What you need to do: Pictures do not belong in the copy; print every entry exactly as it stands.

= Beginning of Section =

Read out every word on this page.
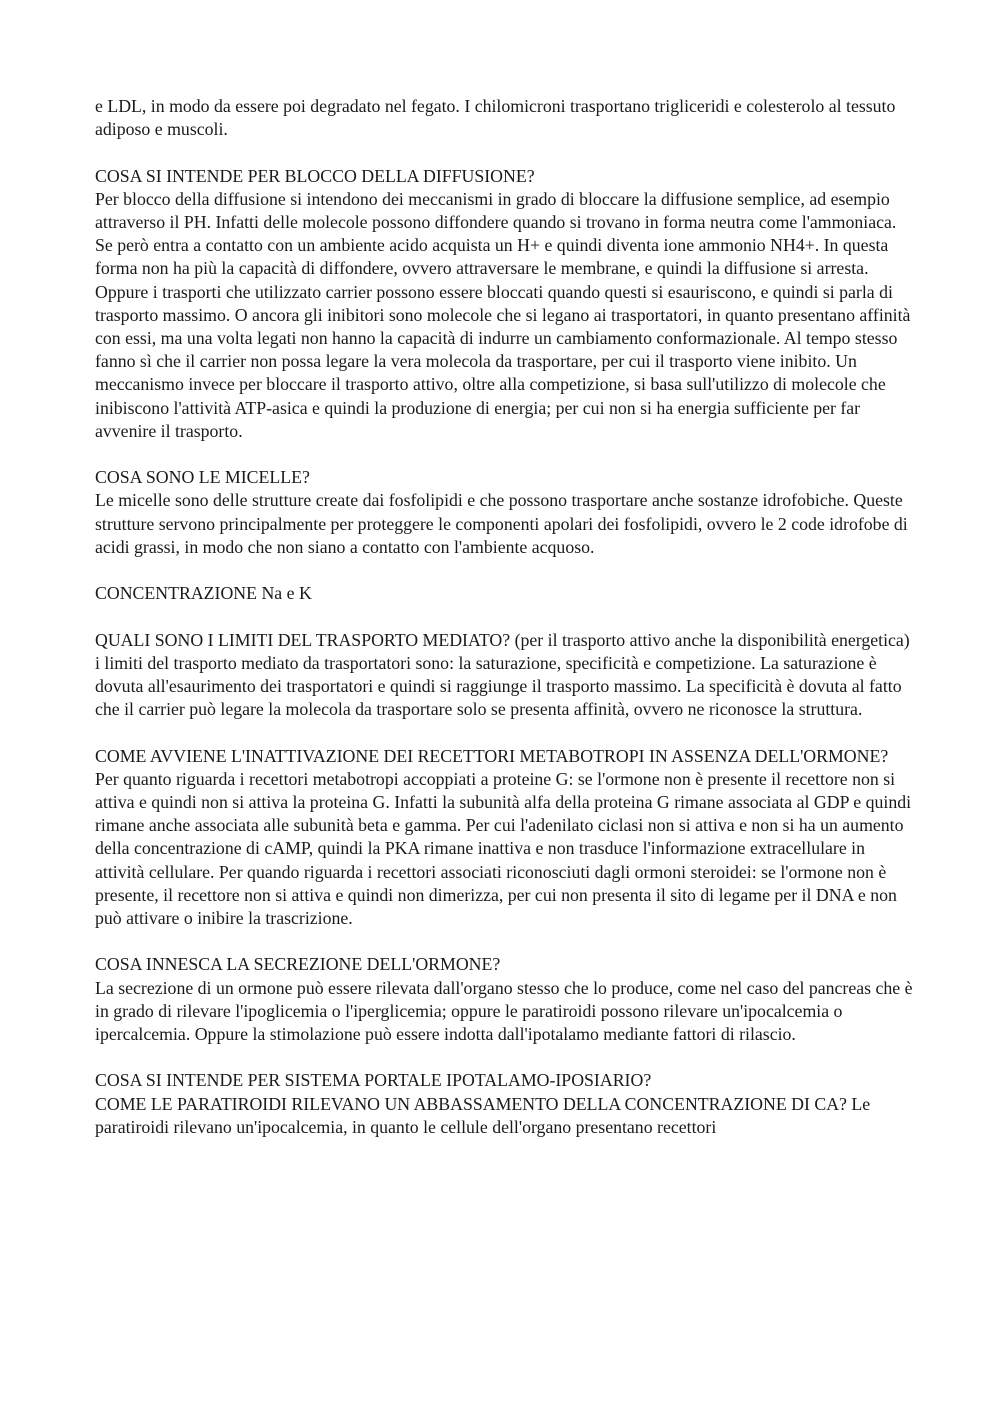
e LDL, in modo da essere poi degradato nel fegato. I chilomicroni trasportano trigliceridi e colesterolo al tessuto adiposo e muscoli.

COSA SI INTENDE PER BLOCCO DELLA DIFFUSIONE?

Per blocco della diffusione si intendono dei meccanismi in grado di bloccare la diffusione semplice, ad esempio attraverso il PH. Infatti delle molecole possono diffondere quando si trovano in forma neutra come l'ammoniaca. Se però entra a contatto con un ambiente acido acquista un H+ e quindi diventa ione ammonio NH4+. In questa forma non ha più la capacità di diffondere, ovvero attraversare le membrane, e quindi la diffusione si arresta. Oppure i trasporti che utilizzato carrier possono essere bloccati quando questi si esauriscono, e quindi si parla di trasporto massimo. O ancora gli inibitori sono molecole che si legano ai trasportatori, in quanto presentano affinità con essi, ma una volta legati non hanno la capacità di indurre un cambiamento conformazionale. Al tempo stesso fanno sì che il carrier non possa legare la vera molecola da trasportare, per cui il trasporto viene inibito. Un meccanismo invece per bloccare il trasporto attivo, oltre alla competizione, si basa sull'utilizzo di molecole che inibiscono l'attività ATP-asica e quindi la produzione di energia; per cui non si ha energia sufficiente per far avvenire il trasporto.

COSA SONO LE MICELLE?

Le micelle sono delle strutture create dai fosfolipidi e che possono trasportare anche sostanze idrofobiche. Queste strutture servono principalmente per proteggere le componenti apolari dei fosfolipidi, ovvero le 2 code idrofobe di acidi grassi, in modo che non siano a contatto con l'ambiente acquoso.

CONCENTRAZIONE Na e K

QUALI SONO I LIMITI DEL TRASPORTO MEDIATO? (per il trasporto attivo anche la disponibilità energetica)

i limiti del trasporto mediato da trasportatori sono: la saturazione, specificità e competizione. La saturazione è dovuta all'esaurimento dei trasportatori e quindi si raggiunge il trasporto massimo. La specificità è dovuta al fatto che il carrier può legare la molecola da trasportare solo se presenta affinità, ovvero ne riconosce la struttura.

COME AVVIENE L'INATTIVAZIONE DEI RECETTORI METABOTROPI IN ASSENZA DELL'ORMONE?

Per quanto riguarda i recettori metabotropi accoppiati a proteine G: se l'ormone non è presente il recettore non si attiva e quindi non si attiva la proteina G. Infatti la subunità alfa della proteina G rimane associata al GDP e quindi rimane anche associata alle subunità beta e gamma. Per cui l'adenilato ciclasi non si attiva e non si ha un aumento della concentrazione di cAMP, quindi la PKA rimane inattiva e non trasduce l'informazione extracellulare in attività cellulare. Per quando riguarda i recettori associati riconosciuti dagli ormoni steroidei: se l'ormone non è presente, il recettore non si attiva e quindi non dimerizza, per cui non presenta il sito di legame per il DNA e non può attivare o inibire la trascrizione.

COSA INNESCA LA SECREZIONE DELL'ORMONE?

La secrezione di un ormone può essere rilevata dall'organo stesso che lo produce, come nel caso del pancreas che è in grado di rilevare l'ipoglicemia o l'iperglicemia; oppure le paratiroidi possono rilevare un'ipocalcemia o ipercalcemia. Oppure la stimolazione può essere indotta dall'ipotalamo mediante fattori di rilascio.

COSA SI INTENDE PER SISTEMA PORTALE IPOTALAMO-IPOSIARIO?

COME LE PARATIROIDI RILEVANO UN ABBASSAMENTO DELLA CONCENTRAZIONE DI CA? Le paratiroidi rilevano un'ipocalcemia, in quanto le cellule dell'organo presentano recettori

= End of Section =

Solved problem:
Read out every word on this page.
e LDL, in modo da essere poi degradato nel fegato. I chilomicroni trasportano trigliceridi e colesterolo al tessuto adiposo e muscoli.

COSA SI INTENDE PER BLOCCO DELLA DIFFUSIONE?

Per blocco della diffusione si intendono dei meccanismi in grado di bloccare la diffusione semplice, ad esempio attraverso il PH. Infatti delle molecole possono diffondere quando si trovano in forma neutra come l'ammoniaca. Se però entra a contatto con un ambiente acido acquista un H+ e quindi diventa ione ammonio NH4+. In questa forma non ha più la capacità di diffondere, ovvero attraversare le membrane, e quindi la diffusione si arresta. Oppure i trasporti che utilizzato carrier possono essere bloccati quando questi si esauriscono, e quindi si parla di trasporto massimo. O ancora gli inibitori sono molecole che si legano ai trasportatori, in quanto presentano affinità con essi, ma una volta legati non hanno la capacità di indurre un cambiamento conformazionale. Al tempo stesso fanno sì che il carrier non possa legare la vera molecola da trasportare, per cui il trasporto viene inibito. Un meccanismo invece per bloccare il trasporto attivo, oltre alla competizione, si basa sull'utilizzo di molecole che inibiscono l'attività ATP-asica e quindi la produzione di energia; per cui non si ha energia sufficiente per far avvenire il trasporto.

COSA SONO LE MICELLE?

Le micelle sono delle strutture create dai fosfolipidi e che possono trasportare anche sostanze idrofobiche. Queste strutture servono principalmente per proteggere le componenti apolari dei fosfolipidi, ovvero le 2 code idrofobe di acidi grassi, in modo che non siano a contatto con l'ambiente acquoso.

CONCENTRAZIONE Na e K

QUALI SONO I LIMITI DEL TRASPORTO MEDIATO? (per il trasporto attivo anche la disponibilità energetica)

i limiti del trasporto mediato da trasportatori sono: la saturazione, specificità e competizione. La saturazione è dovuta all'esaurimento dei trasportatori e quindi si raggiunge il trasporto massimo. La specificità è dovuta al fatto che il carrier può legare la molecola da trasportare solo se presenta affinità, ovvero ne riconosce la struttura.

COME AVVIENE L'INATTIVAZIONE DEI RECETTORI METABOTROPI IN ASSENZA DELL'ORMONE?

Per quanto riguarda i recettori metabotropi accoppiati a proteine G: se l'ormone non è presente il recettore non si attiva e quindi non si attiva la proteina G. Infatti la subunità alfa della proteina G rimane associata al GDP e quindi rimane anche associata alle subunità beta e gamma. Per cui l'adenilato ciclasi non si attiva e non si ha un aumento della concentrazione di cAMP, quindi la PKA rimane inattiva e non trasduce l'informazione extracellulare in attività cellulare. Per quando riguarda i recettori associati riconosciuti dagli ormoni steroidei: se l'ormone non è presente, il recettore non si attiva e quindi non dimerizza, per cui non presenta il sito di legame per il DNA e non può attivare o inibire la trascrizione.

COSA INNESCA LA SECREZIONE DELL'ORMONE?

La secrezione di un ormone può essere rilevata dall'organo stesso che lo produce, come nel caso del pancreas che è in grado di rilevare l'ipoglicemia o l'iperglicemia; oppure le paratiroidi possono rilevare un'ipocalcemia o ipercalcemia. Oppure la stimolazione può essere indotta dall'ipotalamo mediante fattori di rilascio.

COSA SI INTENDE PER SISTEMA PORTALE IPOTALAMO-IPOSIARIO?

COME LE PARATIROIDI RILEVANO UN ABBASSAMENTO DELLA CONCENTRAZIONE DI CA? Le paratiroidi rilevano un'ipocalcemia, in quanto le cellule dell'organo presentano recettori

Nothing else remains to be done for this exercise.